Begin RECORDS SHOWN
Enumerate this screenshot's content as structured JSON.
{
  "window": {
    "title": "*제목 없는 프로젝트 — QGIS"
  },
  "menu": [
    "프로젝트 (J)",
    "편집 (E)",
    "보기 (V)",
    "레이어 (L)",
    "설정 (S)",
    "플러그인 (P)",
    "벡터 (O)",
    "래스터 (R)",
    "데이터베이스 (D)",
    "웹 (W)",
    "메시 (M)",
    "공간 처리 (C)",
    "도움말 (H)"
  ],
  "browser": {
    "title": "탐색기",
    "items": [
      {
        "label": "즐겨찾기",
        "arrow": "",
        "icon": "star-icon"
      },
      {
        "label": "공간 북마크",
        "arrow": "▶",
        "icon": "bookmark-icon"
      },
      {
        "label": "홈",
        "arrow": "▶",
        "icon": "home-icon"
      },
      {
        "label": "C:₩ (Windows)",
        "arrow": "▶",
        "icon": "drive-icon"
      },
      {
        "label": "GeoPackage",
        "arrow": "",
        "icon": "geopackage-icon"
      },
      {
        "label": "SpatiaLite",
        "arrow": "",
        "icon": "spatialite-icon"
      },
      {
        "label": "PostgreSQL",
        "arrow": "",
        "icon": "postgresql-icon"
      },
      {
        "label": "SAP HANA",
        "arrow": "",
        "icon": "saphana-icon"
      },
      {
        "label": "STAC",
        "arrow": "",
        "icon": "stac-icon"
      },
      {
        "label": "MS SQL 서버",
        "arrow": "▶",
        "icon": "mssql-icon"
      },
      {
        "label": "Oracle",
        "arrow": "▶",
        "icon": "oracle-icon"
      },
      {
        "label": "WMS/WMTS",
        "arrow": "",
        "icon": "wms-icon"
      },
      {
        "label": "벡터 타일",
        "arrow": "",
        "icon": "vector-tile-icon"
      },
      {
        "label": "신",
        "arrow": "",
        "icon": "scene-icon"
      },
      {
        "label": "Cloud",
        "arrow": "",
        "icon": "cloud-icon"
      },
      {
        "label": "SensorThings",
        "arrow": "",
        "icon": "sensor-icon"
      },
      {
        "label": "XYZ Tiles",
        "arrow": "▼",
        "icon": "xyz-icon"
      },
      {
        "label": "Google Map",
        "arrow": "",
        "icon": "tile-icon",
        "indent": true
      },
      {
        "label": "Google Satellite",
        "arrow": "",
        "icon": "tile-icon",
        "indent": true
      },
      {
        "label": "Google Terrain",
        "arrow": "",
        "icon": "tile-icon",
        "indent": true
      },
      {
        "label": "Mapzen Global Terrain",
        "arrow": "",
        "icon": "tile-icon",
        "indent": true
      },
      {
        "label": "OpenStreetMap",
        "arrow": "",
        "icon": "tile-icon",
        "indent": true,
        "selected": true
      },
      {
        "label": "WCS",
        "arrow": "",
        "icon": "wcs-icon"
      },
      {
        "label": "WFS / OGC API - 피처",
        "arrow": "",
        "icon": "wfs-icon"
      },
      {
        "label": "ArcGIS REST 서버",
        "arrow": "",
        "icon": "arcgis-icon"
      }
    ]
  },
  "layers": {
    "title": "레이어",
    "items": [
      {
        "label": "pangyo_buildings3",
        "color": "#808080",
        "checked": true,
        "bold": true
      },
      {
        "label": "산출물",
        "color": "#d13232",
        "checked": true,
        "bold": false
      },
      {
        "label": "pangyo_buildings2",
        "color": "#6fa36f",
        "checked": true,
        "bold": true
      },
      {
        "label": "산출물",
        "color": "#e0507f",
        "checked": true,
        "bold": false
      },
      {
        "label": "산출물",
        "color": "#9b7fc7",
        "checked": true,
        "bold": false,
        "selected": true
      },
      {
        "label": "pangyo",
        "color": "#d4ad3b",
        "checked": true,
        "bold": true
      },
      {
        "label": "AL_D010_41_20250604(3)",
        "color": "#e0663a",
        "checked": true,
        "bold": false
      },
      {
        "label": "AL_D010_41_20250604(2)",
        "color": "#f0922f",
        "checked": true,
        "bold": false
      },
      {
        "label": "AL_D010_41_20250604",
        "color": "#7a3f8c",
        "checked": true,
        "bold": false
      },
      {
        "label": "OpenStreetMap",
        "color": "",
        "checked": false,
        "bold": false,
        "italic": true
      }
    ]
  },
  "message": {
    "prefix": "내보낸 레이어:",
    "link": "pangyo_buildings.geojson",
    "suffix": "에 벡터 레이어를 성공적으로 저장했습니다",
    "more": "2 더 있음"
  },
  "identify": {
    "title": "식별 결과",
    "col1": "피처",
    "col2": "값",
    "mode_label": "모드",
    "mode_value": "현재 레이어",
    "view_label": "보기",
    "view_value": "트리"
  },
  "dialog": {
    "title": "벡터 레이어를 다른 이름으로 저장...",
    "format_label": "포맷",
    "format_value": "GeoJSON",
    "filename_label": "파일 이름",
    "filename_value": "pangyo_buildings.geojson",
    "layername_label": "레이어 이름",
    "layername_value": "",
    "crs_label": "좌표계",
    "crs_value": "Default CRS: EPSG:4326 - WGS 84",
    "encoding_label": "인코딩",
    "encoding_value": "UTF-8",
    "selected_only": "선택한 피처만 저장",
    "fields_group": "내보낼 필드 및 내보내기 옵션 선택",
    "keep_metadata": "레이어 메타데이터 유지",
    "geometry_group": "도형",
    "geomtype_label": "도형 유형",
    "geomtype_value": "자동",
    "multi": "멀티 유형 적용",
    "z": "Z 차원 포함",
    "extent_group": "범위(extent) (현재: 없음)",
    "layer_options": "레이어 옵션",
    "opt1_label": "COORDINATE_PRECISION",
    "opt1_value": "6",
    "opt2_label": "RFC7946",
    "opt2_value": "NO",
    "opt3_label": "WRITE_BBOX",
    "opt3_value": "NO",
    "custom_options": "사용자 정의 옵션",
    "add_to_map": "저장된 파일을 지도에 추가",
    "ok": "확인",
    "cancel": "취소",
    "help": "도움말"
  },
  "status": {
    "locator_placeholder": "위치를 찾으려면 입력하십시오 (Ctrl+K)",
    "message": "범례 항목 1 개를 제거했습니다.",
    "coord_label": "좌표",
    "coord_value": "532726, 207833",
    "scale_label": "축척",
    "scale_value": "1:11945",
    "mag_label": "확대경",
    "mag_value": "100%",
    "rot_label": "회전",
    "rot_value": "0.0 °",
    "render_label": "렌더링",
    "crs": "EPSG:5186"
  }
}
End RECORDS SHOWN
Begin RECORDS SHOWN
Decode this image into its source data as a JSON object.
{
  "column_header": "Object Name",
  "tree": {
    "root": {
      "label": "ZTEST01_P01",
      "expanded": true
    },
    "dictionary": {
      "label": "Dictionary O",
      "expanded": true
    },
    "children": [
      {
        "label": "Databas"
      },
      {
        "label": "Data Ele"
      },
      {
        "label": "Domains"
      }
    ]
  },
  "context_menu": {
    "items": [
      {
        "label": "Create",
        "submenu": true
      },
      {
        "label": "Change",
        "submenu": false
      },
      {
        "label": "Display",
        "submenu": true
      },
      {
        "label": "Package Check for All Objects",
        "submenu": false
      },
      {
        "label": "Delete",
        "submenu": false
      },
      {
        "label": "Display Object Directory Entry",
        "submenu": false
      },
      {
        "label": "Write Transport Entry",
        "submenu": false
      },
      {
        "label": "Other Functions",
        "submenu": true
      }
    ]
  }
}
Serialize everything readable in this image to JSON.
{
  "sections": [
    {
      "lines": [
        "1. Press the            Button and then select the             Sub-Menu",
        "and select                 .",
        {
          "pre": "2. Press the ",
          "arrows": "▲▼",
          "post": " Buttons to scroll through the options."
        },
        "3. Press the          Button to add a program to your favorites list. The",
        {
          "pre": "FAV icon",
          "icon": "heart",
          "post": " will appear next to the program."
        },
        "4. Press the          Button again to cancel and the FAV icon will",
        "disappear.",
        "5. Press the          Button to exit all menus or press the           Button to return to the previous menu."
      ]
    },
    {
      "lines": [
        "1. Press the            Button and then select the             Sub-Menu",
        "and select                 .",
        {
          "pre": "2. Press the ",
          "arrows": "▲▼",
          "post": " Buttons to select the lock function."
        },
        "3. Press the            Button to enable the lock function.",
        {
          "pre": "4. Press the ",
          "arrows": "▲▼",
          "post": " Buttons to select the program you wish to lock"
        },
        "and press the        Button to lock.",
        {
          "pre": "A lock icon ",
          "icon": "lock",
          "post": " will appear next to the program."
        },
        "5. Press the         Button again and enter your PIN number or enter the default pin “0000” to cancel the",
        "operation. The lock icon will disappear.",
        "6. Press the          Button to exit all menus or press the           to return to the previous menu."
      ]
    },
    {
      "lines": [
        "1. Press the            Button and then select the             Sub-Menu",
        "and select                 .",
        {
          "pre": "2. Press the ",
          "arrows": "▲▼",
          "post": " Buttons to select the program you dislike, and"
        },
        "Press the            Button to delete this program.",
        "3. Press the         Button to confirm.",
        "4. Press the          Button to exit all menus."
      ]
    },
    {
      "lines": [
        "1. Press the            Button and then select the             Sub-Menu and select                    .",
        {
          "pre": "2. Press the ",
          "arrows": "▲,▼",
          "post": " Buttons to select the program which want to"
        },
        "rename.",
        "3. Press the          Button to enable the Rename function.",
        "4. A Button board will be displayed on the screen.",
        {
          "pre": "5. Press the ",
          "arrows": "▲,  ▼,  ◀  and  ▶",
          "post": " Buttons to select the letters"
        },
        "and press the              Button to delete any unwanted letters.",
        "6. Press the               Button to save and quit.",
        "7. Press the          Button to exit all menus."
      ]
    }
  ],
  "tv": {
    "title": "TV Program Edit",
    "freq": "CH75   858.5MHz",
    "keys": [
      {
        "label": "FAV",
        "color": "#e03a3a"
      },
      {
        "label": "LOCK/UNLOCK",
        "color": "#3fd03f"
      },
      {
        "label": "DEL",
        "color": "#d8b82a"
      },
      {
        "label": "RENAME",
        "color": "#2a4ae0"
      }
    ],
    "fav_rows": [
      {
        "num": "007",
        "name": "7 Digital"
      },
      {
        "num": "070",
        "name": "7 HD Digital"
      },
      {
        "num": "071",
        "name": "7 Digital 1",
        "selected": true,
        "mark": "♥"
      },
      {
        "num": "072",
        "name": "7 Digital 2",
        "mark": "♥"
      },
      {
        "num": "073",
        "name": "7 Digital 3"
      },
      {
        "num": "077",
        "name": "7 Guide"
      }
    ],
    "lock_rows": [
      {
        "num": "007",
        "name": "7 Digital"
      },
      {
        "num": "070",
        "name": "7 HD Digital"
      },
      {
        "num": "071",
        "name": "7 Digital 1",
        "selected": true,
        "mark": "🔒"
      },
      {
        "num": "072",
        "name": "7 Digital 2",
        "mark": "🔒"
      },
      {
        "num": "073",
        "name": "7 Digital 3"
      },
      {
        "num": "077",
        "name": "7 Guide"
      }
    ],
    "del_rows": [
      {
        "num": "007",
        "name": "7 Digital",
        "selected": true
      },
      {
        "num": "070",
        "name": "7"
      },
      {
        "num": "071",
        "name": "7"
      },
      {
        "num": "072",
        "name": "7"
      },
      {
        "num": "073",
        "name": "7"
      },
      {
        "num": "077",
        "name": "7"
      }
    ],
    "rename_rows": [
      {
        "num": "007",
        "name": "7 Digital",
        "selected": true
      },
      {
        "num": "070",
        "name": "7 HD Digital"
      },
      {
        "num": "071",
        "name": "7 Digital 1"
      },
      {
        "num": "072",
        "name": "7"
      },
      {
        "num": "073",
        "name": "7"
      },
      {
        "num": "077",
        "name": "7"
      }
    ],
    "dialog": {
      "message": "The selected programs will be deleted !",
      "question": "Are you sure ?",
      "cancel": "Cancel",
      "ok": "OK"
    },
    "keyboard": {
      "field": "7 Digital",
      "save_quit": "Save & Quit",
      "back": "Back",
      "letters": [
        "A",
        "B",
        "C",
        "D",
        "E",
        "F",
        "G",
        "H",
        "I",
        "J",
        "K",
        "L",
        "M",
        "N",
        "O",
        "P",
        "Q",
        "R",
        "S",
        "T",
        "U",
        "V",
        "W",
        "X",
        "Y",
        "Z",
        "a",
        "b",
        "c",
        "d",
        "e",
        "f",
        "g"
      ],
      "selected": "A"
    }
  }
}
End RECORDS SHOWN
Begin RECORDS SHOWN
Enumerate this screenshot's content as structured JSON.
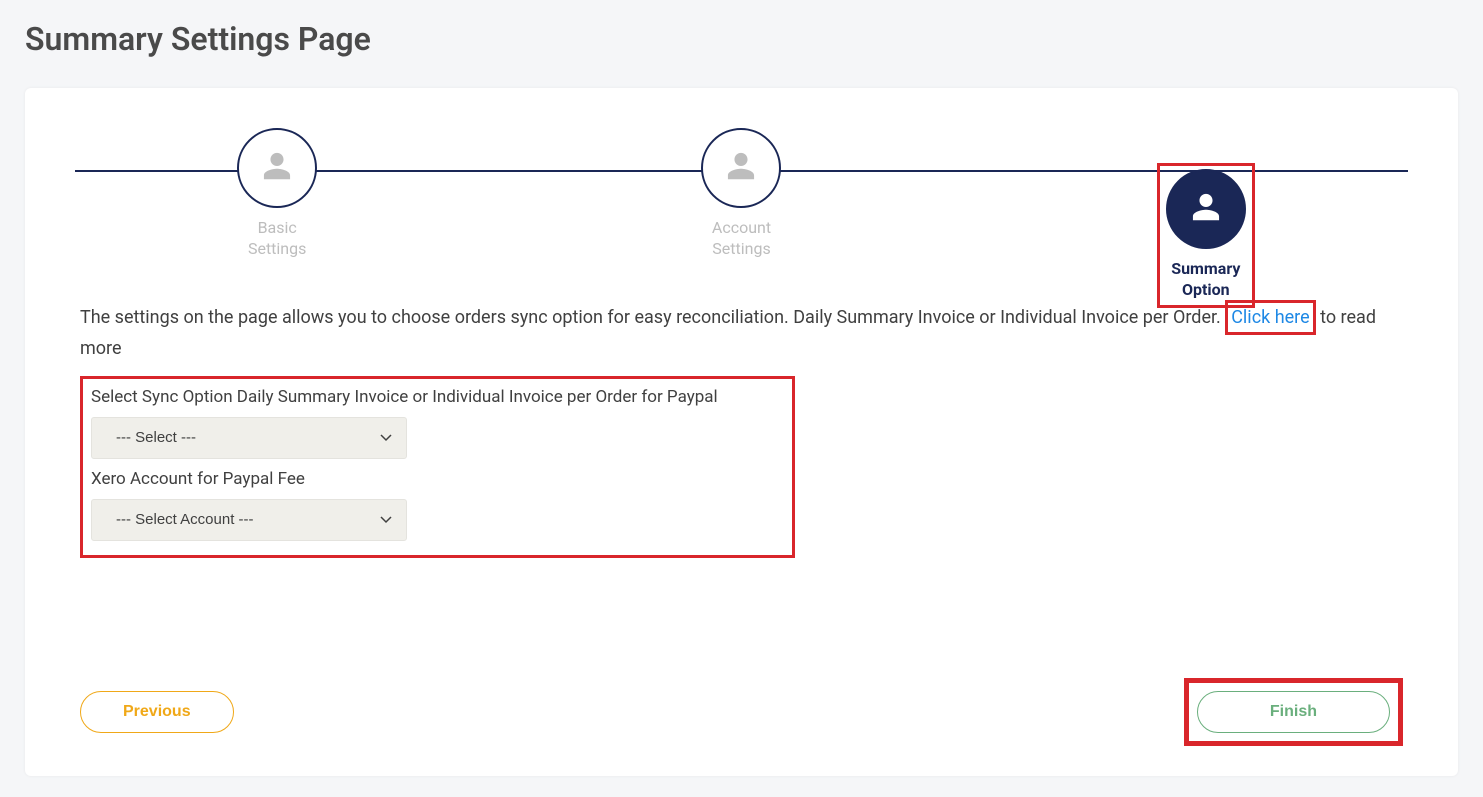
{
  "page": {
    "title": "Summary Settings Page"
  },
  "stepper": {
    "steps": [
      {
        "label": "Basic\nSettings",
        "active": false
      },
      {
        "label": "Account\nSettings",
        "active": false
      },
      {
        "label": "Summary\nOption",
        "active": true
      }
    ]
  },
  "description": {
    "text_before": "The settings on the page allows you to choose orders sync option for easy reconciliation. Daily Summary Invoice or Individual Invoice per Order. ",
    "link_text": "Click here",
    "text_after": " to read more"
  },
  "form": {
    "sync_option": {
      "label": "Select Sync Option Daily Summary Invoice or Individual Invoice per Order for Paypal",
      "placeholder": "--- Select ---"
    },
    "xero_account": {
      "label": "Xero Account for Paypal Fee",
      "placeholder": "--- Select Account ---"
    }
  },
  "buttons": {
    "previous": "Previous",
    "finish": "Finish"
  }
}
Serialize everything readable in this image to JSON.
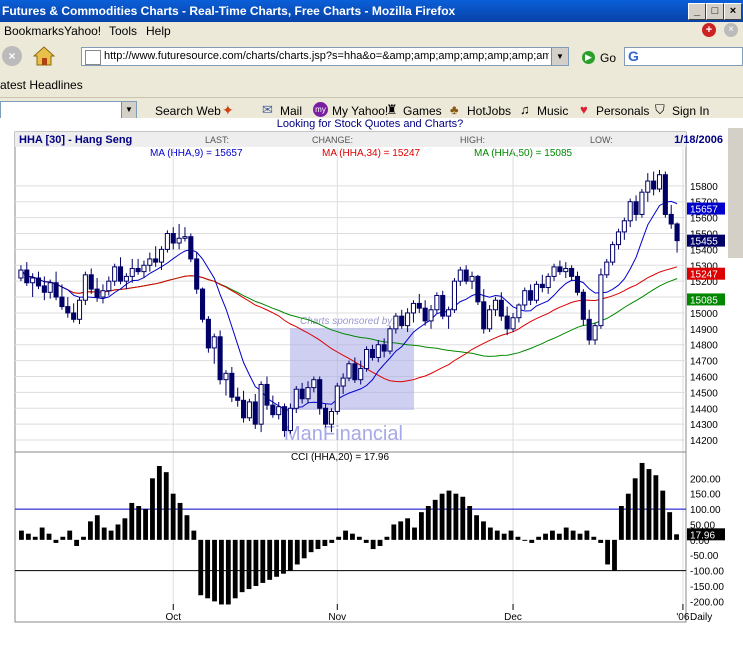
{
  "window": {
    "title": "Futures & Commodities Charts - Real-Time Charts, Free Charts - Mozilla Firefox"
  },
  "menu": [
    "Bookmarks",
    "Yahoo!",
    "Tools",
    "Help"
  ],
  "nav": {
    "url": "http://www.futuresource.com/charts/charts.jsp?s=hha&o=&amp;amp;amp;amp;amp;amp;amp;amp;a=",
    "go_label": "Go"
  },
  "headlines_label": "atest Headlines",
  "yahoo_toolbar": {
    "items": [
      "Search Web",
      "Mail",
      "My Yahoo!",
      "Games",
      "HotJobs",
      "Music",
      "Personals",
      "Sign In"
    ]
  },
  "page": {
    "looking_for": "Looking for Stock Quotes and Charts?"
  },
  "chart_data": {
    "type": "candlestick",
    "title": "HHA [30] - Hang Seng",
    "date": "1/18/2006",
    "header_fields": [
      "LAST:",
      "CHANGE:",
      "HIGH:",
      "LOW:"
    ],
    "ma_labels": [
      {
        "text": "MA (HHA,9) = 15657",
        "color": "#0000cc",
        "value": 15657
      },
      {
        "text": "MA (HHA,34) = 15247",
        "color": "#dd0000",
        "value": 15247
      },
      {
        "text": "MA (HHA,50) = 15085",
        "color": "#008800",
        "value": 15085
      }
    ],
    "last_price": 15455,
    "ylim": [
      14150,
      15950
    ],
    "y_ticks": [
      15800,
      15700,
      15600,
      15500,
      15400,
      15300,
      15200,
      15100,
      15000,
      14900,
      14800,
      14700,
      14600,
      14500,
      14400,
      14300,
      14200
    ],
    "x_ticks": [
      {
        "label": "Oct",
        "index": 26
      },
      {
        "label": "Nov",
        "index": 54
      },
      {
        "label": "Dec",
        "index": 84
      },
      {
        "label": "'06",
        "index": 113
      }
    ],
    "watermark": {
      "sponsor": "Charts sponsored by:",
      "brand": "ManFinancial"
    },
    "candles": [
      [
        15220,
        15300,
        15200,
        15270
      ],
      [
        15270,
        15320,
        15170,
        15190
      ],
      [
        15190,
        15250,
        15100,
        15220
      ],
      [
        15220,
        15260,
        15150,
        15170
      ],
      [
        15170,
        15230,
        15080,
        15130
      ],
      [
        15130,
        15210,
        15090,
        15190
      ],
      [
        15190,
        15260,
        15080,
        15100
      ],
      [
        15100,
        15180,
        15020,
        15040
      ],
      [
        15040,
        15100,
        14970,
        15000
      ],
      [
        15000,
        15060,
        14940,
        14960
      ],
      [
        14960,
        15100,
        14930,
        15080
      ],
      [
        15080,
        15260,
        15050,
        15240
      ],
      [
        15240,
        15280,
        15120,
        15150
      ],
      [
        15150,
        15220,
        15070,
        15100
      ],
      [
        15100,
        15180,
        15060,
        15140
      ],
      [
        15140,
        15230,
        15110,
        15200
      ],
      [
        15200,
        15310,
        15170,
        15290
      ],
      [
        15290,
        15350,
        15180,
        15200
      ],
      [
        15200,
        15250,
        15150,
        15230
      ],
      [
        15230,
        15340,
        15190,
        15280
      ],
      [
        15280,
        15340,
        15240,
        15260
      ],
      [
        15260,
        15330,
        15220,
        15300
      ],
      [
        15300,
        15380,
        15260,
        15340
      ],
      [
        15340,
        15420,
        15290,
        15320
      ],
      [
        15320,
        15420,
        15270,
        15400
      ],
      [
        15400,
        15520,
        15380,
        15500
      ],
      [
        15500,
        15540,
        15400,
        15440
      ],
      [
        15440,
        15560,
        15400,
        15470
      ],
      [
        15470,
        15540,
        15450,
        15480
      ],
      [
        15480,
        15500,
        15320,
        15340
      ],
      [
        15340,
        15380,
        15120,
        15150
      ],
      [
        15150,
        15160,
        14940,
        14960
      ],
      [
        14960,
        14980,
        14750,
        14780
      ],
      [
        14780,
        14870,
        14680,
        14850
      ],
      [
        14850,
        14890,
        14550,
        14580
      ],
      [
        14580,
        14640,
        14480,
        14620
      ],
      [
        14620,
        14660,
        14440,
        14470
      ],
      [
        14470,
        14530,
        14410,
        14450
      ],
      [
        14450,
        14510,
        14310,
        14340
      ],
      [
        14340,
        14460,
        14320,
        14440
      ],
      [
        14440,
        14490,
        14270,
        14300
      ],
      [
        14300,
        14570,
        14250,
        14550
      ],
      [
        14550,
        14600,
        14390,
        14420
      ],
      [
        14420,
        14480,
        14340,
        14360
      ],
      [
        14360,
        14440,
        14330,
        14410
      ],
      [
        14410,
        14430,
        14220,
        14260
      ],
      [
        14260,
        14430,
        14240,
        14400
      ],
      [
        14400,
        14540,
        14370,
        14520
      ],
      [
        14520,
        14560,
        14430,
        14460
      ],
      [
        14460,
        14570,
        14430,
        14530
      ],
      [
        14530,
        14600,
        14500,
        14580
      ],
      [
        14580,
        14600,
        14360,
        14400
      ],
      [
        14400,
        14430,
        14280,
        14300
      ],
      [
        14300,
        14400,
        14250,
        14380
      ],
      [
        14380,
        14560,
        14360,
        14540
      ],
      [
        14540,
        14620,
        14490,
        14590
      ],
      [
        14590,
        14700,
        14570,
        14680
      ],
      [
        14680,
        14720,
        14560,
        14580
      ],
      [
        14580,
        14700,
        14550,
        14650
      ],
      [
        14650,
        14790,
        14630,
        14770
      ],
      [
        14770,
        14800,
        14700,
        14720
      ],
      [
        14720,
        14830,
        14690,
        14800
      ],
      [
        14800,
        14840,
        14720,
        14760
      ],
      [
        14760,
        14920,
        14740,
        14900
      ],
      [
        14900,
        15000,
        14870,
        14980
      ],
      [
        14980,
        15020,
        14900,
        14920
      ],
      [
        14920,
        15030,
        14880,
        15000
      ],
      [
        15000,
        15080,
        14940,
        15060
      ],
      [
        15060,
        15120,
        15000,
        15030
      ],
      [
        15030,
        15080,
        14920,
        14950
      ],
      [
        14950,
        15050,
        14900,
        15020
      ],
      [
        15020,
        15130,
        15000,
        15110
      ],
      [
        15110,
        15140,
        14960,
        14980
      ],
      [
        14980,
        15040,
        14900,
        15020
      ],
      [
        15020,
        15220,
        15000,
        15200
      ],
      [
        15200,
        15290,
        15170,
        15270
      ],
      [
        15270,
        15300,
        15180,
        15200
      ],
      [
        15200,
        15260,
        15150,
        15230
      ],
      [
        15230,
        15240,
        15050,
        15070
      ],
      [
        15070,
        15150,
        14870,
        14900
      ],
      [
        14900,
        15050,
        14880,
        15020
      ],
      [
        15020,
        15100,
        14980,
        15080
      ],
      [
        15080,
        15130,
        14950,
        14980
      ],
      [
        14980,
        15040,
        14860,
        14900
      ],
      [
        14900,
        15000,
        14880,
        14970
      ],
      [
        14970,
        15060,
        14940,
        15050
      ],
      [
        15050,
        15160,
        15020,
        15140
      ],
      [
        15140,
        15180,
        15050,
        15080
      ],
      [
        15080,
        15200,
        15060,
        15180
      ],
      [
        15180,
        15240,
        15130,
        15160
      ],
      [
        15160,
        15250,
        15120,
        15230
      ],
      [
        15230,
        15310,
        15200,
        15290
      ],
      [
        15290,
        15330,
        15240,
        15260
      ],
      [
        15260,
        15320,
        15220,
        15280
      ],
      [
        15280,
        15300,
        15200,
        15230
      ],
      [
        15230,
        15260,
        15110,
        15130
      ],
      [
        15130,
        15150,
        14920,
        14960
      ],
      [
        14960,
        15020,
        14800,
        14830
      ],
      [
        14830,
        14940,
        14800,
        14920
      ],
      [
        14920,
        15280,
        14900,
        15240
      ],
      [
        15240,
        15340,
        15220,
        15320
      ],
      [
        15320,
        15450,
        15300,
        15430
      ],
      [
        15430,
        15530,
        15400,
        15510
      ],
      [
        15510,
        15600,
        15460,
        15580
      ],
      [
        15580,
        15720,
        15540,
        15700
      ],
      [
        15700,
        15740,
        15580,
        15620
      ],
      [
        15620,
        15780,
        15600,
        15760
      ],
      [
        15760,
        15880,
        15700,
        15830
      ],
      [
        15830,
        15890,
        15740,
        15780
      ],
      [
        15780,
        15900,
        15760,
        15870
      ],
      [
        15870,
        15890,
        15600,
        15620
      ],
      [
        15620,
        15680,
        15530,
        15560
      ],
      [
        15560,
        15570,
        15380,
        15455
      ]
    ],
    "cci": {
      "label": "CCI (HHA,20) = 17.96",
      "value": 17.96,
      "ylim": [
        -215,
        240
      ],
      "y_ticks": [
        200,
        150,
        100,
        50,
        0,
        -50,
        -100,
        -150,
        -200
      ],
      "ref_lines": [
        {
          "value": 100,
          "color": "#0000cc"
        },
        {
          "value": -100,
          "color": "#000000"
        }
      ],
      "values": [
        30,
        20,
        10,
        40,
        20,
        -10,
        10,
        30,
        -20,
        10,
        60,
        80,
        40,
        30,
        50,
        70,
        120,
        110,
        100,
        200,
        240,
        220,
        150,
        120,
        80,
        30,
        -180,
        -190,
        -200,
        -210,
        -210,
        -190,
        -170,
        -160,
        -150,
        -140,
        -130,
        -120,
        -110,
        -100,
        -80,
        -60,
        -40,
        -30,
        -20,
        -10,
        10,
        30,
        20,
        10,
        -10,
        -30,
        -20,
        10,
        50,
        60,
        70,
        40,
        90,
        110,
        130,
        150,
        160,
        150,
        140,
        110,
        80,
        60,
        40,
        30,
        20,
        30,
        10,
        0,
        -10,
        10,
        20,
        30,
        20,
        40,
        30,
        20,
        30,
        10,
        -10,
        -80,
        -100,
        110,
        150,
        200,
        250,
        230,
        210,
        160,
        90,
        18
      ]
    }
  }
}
End RECORDS SHOWN
EXERCISE PROMPT -
Copy every line above in which the string "your" shows up.

EXERCISE OUTPUT -
        "3. Press the          Button to add a program to your favorites list. The",
        "5. Press the         Button again and enter your PIN number or enter the default pin “0000” to cancel the",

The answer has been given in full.